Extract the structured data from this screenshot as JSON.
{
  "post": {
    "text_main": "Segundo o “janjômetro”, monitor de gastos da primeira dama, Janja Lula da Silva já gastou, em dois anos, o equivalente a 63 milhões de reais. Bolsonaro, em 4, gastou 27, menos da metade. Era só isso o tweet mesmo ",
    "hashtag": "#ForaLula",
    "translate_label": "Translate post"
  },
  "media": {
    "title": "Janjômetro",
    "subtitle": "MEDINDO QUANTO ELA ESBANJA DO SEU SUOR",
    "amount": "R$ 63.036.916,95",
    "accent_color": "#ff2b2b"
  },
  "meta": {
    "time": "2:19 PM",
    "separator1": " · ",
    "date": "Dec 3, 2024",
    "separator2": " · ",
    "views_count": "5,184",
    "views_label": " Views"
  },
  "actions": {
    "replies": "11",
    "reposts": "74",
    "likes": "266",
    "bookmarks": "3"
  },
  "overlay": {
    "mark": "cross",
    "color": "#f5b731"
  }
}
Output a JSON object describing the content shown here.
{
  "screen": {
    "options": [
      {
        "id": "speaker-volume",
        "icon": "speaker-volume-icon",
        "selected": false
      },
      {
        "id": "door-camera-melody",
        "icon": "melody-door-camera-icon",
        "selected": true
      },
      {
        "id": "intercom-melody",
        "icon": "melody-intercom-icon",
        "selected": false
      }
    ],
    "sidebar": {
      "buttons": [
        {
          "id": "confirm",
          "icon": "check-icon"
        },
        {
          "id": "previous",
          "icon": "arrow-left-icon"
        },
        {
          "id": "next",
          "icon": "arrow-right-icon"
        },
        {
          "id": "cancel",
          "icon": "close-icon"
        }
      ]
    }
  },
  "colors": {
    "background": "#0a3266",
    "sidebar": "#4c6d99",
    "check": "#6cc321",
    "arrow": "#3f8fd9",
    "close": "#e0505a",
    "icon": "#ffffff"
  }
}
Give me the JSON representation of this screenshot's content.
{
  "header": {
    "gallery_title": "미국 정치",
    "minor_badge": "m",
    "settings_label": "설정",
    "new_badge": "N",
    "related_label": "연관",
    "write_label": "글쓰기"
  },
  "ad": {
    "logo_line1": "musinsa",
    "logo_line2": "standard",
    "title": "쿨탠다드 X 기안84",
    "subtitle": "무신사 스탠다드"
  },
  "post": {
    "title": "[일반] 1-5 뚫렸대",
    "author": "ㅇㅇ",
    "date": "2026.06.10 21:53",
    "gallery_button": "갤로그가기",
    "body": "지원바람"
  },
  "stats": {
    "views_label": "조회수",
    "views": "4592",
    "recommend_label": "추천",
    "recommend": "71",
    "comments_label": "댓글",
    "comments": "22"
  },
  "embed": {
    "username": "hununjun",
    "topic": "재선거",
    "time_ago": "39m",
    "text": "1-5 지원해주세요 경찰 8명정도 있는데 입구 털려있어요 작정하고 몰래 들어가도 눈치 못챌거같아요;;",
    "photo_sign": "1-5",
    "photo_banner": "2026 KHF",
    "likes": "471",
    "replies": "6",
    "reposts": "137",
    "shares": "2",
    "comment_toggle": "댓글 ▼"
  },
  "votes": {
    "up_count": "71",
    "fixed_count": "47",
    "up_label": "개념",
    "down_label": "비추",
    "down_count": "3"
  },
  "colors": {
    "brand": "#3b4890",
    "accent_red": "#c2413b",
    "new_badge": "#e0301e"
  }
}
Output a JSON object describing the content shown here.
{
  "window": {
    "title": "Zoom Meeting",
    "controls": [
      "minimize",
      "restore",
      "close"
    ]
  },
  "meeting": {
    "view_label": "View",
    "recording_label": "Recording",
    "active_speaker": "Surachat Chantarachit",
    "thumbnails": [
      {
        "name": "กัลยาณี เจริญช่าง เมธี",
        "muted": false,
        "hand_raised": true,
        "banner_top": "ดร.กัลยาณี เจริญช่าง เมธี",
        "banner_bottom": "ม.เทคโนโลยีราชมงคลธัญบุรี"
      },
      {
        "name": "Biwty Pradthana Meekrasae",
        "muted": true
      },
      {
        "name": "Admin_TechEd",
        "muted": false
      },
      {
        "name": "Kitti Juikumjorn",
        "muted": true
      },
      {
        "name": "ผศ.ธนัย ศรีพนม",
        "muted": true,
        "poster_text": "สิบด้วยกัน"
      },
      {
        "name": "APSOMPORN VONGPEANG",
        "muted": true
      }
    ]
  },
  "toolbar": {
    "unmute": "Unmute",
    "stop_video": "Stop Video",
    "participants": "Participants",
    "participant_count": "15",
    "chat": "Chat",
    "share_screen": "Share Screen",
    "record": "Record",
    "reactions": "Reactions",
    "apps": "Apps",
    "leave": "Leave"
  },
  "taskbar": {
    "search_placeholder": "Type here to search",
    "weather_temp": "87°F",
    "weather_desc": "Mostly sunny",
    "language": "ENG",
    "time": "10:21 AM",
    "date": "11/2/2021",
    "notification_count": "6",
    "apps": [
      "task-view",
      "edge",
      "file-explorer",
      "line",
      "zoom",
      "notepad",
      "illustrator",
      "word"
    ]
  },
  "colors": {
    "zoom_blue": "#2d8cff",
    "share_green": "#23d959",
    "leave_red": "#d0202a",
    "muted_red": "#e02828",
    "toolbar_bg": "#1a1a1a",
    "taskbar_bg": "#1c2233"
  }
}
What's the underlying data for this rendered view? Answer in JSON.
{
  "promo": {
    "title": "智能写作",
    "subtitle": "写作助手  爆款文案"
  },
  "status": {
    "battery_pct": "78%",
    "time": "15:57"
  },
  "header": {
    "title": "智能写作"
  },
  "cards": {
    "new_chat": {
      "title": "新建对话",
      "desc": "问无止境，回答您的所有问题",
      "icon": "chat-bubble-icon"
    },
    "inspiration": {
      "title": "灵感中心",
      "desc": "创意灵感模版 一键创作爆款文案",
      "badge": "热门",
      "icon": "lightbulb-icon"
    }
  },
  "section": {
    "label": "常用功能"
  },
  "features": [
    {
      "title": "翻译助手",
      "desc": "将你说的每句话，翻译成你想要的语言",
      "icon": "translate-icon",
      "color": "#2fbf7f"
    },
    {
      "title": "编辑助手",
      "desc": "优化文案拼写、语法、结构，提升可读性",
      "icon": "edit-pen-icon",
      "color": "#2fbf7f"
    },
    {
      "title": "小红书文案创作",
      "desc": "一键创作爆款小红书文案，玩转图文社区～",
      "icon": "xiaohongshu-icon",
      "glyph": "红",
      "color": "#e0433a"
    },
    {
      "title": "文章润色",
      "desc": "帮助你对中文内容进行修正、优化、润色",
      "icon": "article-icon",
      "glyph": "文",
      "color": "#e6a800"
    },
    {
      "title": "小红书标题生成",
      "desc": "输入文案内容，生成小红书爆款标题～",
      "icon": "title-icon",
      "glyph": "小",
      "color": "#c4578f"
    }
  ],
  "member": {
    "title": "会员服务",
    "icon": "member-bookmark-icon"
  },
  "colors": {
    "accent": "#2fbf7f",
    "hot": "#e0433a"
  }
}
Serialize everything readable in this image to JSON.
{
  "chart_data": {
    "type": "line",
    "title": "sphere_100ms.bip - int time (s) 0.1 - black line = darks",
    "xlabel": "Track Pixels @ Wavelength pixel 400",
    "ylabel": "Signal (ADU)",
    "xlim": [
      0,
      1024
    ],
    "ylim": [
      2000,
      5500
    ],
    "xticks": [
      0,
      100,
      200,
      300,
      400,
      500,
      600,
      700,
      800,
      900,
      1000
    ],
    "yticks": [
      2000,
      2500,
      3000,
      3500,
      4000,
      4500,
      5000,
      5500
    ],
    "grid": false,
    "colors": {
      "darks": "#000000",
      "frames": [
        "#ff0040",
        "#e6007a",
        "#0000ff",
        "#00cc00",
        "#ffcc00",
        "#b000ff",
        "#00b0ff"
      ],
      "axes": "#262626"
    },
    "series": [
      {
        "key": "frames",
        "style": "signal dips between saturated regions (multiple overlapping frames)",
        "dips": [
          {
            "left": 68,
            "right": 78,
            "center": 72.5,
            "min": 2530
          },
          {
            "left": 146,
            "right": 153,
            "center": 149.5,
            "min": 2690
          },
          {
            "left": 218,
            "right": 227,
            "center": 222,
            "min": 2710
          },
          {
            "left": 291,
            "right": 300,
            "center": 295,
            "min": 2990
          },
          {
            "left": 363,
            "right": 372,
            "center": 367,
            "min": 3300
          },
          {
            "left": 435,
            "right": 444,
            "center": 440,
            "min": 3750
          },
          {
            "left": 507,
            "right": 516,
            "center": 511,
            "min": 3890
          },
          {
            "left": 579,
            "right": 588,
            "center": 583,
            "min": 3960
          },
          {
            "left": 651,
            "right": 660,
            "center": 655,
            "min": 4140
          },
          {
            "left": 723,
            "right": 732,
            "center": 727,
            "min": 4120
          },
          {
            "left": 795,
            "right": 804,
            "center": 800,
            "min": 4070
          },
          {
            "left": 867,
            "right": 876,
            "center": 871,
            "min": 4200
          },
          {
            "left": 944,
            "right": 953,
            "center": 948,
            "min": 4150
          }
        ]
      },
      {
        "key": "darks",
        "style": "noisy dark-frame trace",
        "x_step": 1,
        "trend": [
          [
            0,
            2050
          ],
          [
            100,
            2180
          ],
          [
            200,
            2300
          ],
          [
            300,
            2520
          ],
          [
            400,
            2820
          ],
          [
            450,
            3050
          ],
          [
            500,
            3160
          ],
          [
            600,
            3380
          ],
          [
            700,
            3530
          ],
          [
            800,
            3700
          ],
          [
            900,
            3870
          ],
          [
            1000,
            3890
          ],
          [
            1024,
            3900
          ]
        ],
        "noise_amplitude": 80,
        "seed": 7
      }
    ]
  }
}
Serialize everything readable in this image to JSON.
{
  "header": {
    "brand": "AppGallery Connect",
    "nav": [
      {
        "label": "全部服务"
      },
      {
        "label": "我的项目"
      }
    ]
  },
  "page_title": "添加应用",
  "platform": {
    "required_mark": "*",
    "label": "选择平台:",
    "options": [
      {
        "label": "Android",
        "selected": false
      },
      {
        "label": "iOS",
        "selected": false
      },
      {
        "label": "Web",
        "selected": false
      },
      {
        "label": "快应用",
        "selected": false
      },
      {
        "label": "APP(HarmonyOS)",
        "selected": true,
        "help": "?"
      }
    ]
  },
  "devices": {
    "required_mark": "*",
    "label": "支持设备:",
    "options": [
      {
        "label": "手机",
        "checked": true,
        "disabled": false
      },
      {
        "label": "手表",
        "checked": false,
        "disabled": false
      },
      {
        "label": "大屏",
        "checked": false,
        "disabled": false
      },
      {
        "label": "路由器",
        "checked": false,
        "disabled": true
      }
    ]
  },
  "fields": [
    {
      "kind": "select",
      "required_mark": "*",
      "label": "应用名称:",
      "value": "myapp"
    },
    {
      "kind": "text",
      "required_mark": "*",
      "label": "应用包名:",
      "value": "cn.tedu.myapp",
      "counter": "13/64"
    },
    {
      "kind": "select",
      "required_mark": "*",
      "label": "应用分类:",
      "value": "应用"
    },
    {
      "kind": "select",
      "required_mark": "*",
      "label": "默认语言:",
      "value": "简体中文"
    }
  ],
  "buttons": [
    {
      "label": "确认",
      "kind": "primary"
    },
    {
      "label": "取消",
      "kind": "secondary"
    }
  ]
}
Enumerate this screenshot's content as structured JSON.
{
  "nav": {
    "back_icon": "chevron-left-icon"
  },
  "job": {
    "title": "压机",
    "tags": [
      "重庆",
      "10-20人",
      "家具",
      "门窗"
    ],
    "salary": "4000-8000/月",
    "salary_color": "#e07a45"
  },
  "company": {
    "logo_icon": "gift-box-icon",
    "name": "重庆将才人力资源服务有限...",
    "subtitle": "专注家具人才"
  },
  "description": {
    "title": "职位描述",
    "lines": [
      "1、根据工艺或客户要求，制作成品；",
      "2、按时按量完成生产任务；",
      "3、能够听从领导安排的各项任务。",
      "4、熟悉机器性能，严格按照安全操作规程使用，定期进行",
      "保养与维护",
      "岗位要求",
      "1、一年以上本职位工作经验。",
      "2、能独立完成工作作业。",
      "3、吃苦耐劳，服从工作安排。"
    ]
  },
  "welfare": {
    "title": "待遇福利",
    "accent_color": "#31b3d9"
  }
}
┄┄┄┄┄┄┄┄┄┄┄┄┄┄┄┄┄┄┄┄
EXERCISE OBJECTIVE: Identify which lines contain the word "structured" and copy each one.

COMPLETE OUTPUT:
Extract the structured data from this screenshot as JSON.
Enumerate this screenshot's content as structured JSON.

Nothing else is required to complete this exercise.